**AIM OF THE TASK**
Identify each line below that contains the word "What", and copy it out.

§

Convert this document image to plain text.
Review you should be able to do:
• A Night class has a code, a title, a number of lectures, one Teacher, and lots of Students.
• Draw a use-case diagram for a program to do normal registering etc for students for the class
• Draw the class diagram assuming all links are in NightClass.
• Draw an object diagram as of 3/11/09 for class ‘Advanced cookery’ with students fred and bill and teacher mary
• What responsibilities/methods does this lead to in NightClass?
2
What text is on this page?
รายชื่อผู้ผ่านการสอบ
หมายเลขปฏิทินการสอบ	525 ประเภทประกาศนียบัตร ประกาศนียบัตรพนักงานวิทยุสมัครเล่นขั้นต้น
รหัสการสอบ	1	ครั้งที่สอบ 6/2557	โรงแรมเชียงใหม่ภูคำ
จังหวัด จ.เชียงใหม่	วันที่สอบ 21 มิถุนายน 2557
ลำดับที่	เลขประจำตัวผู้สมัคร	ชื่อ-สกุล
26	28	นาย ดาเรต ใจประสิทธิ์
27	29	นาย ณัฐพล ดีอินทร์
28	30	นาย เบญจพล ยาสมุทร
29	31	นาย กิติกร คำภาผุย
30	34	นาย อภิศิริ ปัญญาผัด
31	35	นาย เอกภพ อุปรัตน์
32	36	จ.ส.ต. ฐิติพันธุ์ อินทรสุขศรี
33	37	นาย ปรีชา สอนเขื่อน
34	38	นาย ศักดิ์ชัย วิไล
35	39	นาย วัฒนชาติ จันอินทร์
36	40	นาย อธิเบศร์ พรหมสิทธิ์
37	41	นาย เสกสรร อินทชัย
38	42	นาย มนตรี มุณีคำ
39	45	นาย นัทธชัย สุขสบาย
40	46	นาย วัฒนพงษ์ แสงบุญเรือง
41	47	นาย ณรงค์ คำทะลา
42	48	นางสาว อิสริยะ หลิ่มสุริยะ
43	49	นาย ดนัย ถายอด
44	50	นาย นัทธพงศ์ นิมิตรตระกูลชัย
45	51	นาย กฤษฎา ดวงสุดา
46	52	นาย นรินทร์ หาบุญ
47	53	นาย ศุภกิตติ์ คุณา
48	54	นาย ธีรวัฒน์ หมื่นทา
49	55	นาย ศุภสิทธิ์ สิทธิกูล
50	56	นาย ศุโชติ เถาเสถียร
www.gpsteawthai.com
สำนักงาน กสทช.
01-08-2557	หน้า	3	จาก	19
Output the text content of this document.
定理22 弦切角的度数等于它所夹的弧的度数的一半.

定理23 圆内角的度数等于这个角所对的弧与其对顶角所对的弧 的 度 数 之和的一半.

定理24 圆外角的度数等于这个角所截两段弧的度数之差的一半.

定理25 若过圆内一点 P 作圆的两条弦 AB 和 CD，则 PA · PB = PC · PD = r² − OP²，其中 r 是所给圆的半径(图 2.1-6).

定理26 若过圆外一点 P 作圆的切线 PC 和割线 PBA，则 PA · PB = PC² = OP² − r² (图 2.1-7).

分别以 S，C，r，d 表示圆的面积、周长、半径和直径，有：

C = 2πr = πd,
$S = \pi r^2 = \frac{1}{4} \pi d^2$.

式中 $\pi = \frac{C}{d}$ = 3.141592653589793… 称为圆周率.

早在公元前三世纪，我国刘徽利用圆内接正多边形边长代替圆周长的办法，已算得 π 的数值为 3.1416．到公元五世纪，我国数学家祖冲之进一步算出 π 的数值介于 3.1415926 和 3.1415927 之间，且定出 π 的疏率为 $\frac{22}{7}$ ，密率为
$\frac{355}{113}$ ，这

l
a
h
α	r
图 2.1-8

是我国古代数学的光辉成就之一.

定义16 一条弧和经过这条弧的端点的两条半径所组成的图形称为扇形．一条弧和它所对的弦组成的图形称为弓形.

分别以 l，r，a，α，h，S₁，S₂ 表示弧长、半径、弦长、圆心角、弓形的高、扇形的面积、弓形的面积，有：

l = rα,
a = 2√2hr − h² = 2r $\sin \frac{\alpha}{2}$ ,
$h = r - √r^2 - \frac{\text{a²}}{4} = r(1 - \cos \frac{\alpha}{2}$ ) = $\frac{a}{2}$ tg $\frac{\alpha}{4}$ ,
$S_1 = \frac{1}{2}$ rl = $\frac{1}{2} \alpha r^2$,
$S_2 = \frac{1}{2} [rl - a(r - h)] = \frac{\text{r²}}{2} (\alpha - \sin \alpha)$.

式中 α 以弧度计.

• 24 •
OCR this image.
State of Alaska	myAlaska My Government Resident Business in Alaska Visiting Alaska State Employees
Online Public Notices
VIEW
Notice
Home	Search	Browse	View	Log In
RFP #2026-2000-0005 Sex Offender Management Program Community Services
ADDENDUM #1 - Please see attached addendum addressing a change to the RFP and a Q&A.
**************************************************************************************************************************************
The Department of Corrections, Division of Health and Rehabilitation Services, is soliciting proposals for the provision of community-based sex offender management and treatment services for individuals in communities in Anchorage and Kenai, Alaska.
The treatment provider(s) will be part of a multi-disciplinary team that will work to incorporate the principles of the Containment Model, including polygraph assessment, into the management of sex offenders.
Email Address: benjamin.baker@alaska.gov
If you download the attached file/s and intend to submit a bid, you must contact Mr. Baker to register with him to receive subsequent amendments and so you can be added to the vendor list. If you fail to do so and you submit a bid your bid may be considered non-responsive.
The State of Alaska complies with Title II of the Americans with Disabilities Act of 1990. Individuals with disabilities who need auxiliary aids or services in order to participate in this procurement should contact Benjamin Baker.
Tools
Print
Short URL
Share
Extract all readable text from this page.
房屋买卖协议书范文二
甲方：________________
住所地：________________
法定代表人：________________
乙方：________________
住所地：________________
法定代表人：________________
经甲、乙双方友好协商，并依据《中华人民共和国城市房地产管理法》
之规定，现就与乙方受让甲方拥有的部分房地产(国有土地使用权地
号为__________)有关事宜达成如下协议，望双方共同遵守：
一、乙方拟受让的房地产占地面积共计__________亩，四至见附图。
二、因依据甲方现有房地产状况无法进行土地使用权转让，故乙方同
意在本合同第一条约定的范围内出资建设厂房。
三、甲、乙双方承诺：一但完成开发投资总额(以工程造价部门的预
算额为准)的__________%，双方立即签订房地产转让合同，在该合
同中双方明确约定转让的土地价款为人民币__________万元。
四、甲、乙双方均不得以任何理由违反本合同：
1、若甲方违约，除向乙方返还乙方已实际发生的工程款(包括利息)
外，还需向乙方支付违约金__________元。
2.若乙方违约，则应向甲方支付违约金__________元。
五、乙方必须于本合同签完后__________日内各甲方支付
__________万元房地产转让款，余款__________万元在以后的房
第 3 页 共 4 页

§

**THE SOLUTION**
• What responsibilities/methods does this lead to in NightClass?
What text is on this page?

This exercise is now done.